SUPPLIED RECORDS:
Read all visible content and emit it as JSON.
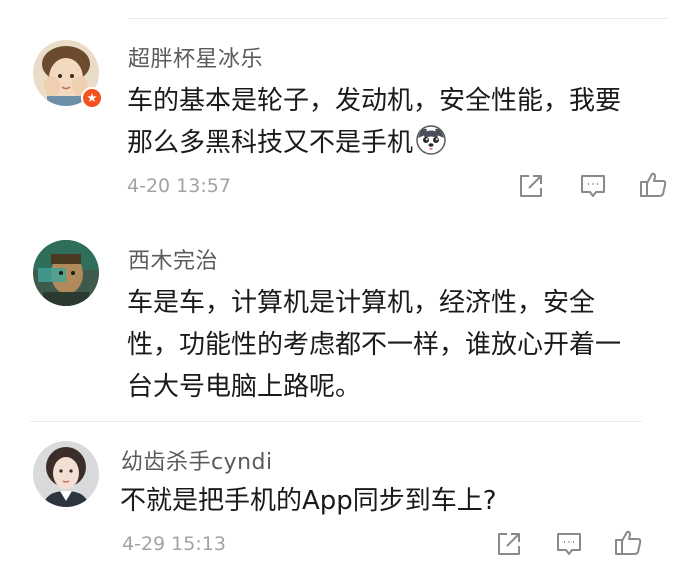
{
  "comments": [
    {
      "username": "超胖杯星冰乐",
      "text_lines": [
        "车的基本是轮子，发动机，安全性能，我要",
        "那么多黑科技又不是手机"
      ],
      "timestamp": "4-20 13:57",
      "verified_badge": "v-star-badge",
      "emoji": "husky-dog-emoji"
    },
    {
      "username": "西木完治",
      "text_lines": [
        "车是车，计算机是计算机，经济性，安全",
        "性，功能性的考虑都不一样，谁放心开着一",
        "台大号电脑上路呢。"
      ]
    },
    {
      "username": "幼齿杀手cyndi",
      "text_lines": [
        "不就是把手机的App同步到车上?"
      ],
      "timestamp": "4-29 15:13"
    }
  ],
  "actions": {
    "share_icon": "share-icon",
    "reply_icon": "comment-icon",
    "like_icon": "thumbs-up-icon"
  },
  "colors": {
    "username": "#5b5b5b",
    "text": "#1a1a1a",
    "timestamp": "#a3a3a3",
    "badge": "#f4511e",
    "icon": "#8a8a8a"
  }
}
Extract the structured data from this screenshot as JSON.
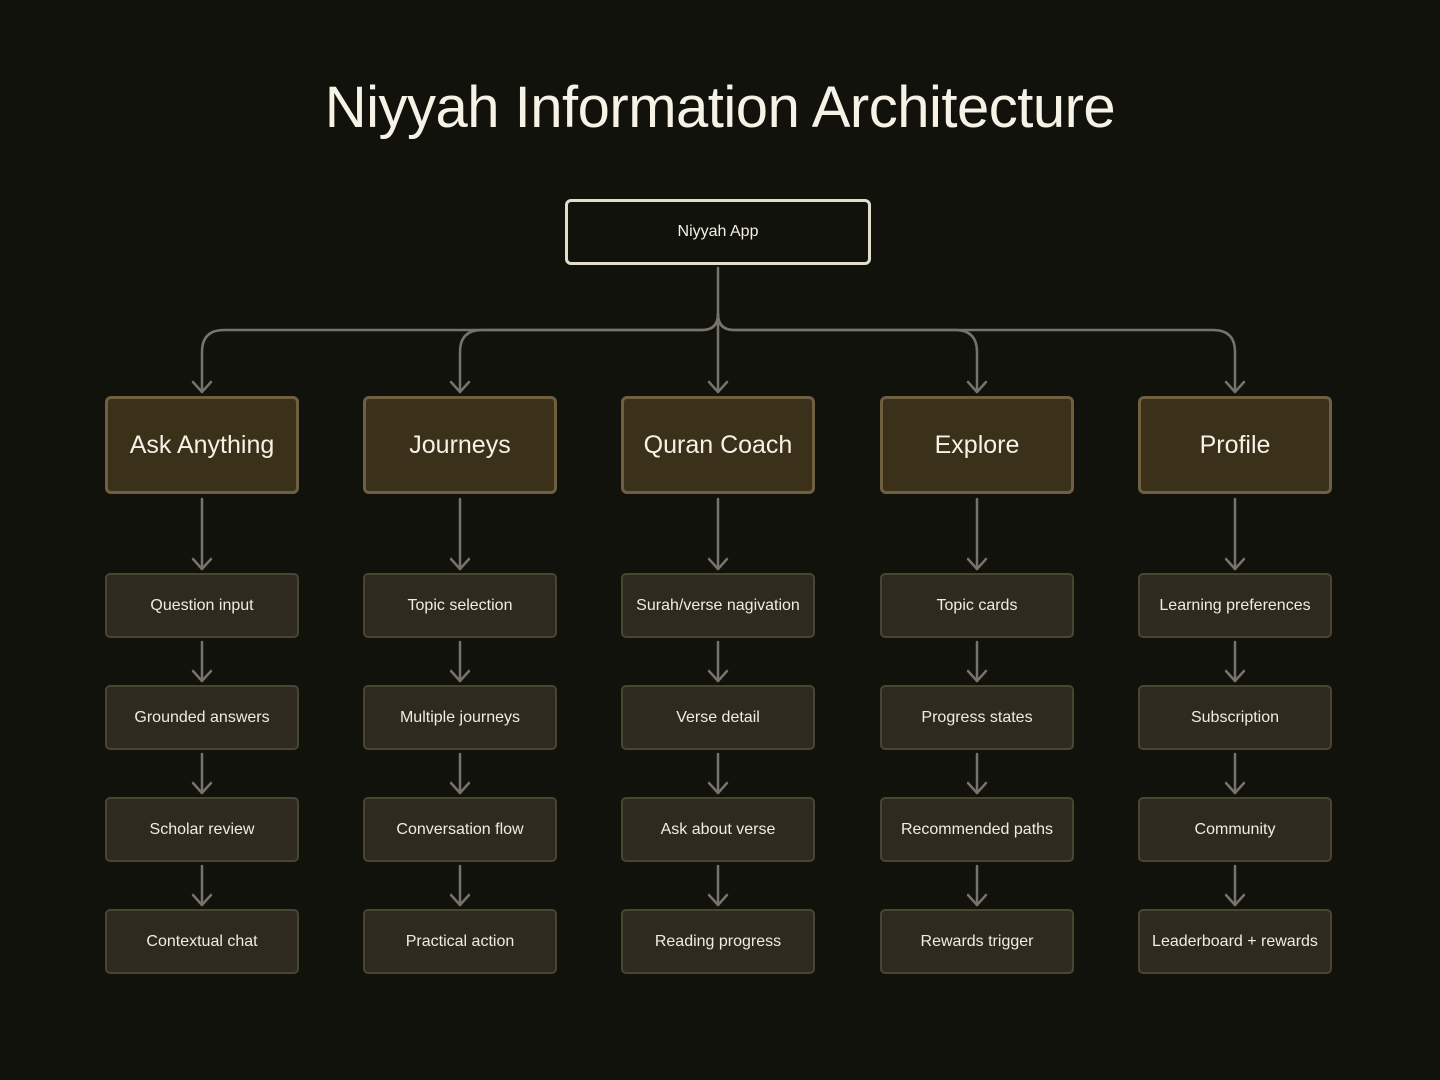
{
  "title": "Niyyah Information Architecture",
  "root": {
    "label": "Niyyah App"
  },
  "colors": {
    "background": "#11120b",
    "root_border": "#e2dccb",
    "section_fill": "#3b301a",
    "section_border": "#6e5f40",
    "item_fill": "#2e2a1f",
    "item_border": "#4a4433",
    "connector": "#76736a"
  },
  "sections": [
    {
      "label": "Ask Anything",
      "items": [
        "Question input",
        "Grounded answers",
        "Scholar review",
        "Contextual chat"
      ]
    },
    {
      "label": "Journeys",
      "items": [
        "Topic selection",
        "Multiple journeys",
        "Conversation flow",
        "Practical action"
      ]
    },
    {
      "label": "Quran Coach",
      "items": [
        "Surah/verse nagivation",
        "Verse detail",
        "Ask about verse",
        "Reading progress"
      ]
    },
    {
      "label": "Explore",
      "items": [
        "Topic cards",
        "Progress states",
        "Recommended paths",
        "Rewards trigger"
      ]
    },
    {
      "label": "Profile",
      "items": [
        "Learning preferences",
        "Subscription",
        "Community",
        "Leaderboard + rewards"
      ]
    }
  ]
}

EXERCISE:
Your answer should be only a number: how many lines of the data above contain the string "label"?

SOLUTION FOR THIS TASK:
6